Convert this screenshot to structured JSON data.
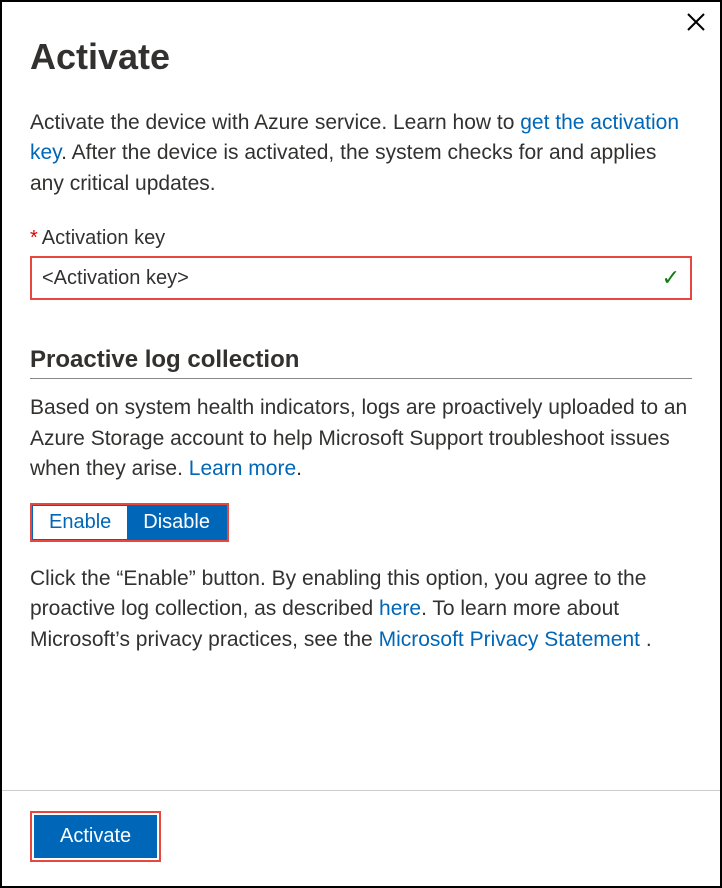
{
  "header": {
    "title": "Activate"
  },
  "intro": {
    "prefix": "Activate the device with Azure service. Learn how to ",
    "link": "get the activation key",
    "suffix": ". After the device is activated, the system checks for and applies any critical updates."
  },
  "activation": {
    "label": "Activation key",
    "value": "<Activation key>"
  },
  "proactive": {
    "heading": "Proactive log collection",
    "desc_prefix": "Based on system health indicators, logs are proactively uploaded to an Azure Storage account to help Microsoft Support troubleshoot issues when they arise. ",
    "desc_link": "Learn more",
    "desc_suffix": ".",
    "enable_label": "Enable",
    "disable_label": "Disable",
    "agree_part1": "Click the “Enable” button. By enabling this option, you agree to the proactive log collection, as described ",
    "agree_link1": "here",
    "agree_part2": ". To learn more about Microsoft’s privacy practices, see the ",
    "agree_link2": "Microsoft Privacy Statement",
    "agree_part3": " ."
  },
  "footer": {
    "activate_label": "Activate"
  }
}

◆ WHAT IS NEEDED:
Write out the material above once more, exactly as it reads, with no pictures.

◆ RESPONSE TO THE TASK:
Convert this screenshot to structured JSON data.
{
  "header": {
    "title": "Activate"
  },
  "intro": {
    "prefix": "Activate the device with Azure service. Learn how to ",
    "link": "get the activation key",
    "suffix": ". After the device is activated, the system checks for and applies any critical updates."
  },
  "activation": {
    "label": "Activation key",
    "value": "<Activation key>"
  },
  "proactive": {
    "heading": "Proactive log collection",
    "desc_prefix": "Based on system health indicators, logs are proactively uploaded to an Azure Storage account to help Microsoft Support troubleshoot issues when they arise. ",
    "desc_link": "Learn more",
    "desc_suffix": ".",
    "enable_label": "Enable",
    "disable_label": "Disable",
    "agree_part1": "Click the “Enable” button. By enabling this option, you agree to the proactive log collection, as described ",
    "agree_link1": "here",
    "agree_part2": ". To learn more about Microsoft’s privacy practices, see the ",
    "agree_link2": "Microsoft Privacy Statement",
    "agree_part3": " ."
  },
  "footer": {
    "activate_label": "Activate"
  }
}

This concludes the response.